──────── Extracted material ────────

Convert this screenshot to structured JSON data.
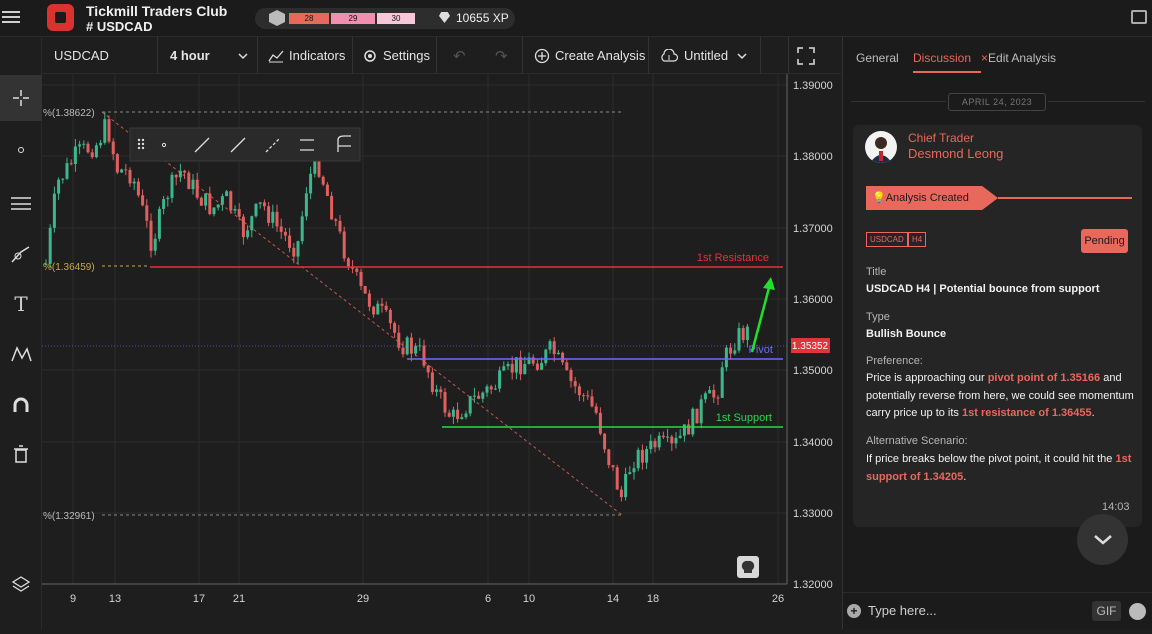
{
  "app": {
    "title": "Tickmill Traders Club",
    "channel": "USDCAD"
  },
  "xp": {
    "levels": [
      "28",
      "29",
      "30"
    ],
    "points": "10655 XP"
  },
  "toolbar": {
    "symbol": "USDCAD",
    "timeframe": "4 hour",
    "indicators": "Indicators",
    "settings": "Settings",
    "create_analysis": "Create Analysis",
    "layout_name": "Untitled"
  },
  "chart": {
    "price_ticks": [
      "1.39000",
      "1.38000",
      "1.37000",
      "1.36000",
      "1.35000",
      "1.34000",
      "1.33000",
      "1.32000"
    ],
    "date_ticks": [
      "9",
      "13",
      "17",
      "21",
      "29",
      "6",
      "10",
      "14",
      "18",
      "26"
    ],
    "current_price": "1.35352",
    "fib_labels": [
      "%(1.38622)",
      "%(1.36459)",
      "%(1.32961)"
    ],
    "levels": {
      "resistance": "1st Resistance",
      "pivot": "Pivot",
      "support": "1st Support"
    },
    "colors": {
      "resistance": "#e0333a",
      "pivot": "#6b6bff",
      "support": "#2bd64b",
      "arrow": "#21e02b",
      "bull": "#3cb68a",
      "bear": "#e06060"
    }
  },
  "right_panel": {
    "tabs": [
      "General",
      "Discussion",
      "Edit Analysis"
    ],
    "date": "APRIL 24, 2023",
    "poster_role": "Chief Trader",
    "poster_name": "Desmond Leong",
    "banner": "Analysis Created",
    "tags": [
      "USDCAD",
      "H4"
    ],
    "status": "Pending",
    "title_label": "Title",
    "title_value": "USDCAD H4 | Potential bounce from support",
    "type_label": "Type",
    "type_value": "Bullish Bounce",
    "preference_label": "Preference:",
    "preference": {
      "t1": "Price is approaching our ",
      "h1": "pivot point of 1.35166",
      "t2": " and potentially reverse from here, we could see momentum carry price up to its ",
      "h2": "1st resistance of 1.36455",
      "t3": "."
    },
    "alt_label": "Alternative Scenario:",
    "alt": {
      "t1": "If price breaks below the pivot point, it could hit the ",
      "h1": "1st support of 1.34205",
      "t2": "."
    },
    "time": "14:03",
    "input_placeholder": "Type here...",
    "gif_label": "GIF"
  }
}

────────

**Written problem:** Gather up every line in the data above that contains the word "pivot", copying each one.

**Answer to the exercise:**
      "pivot": "Pivot",
      "pivot": "#6b6bff",
      "h1": "pivot point of 1.35166",
      "t1": "If price breaks below the pivot point, it could hit the ",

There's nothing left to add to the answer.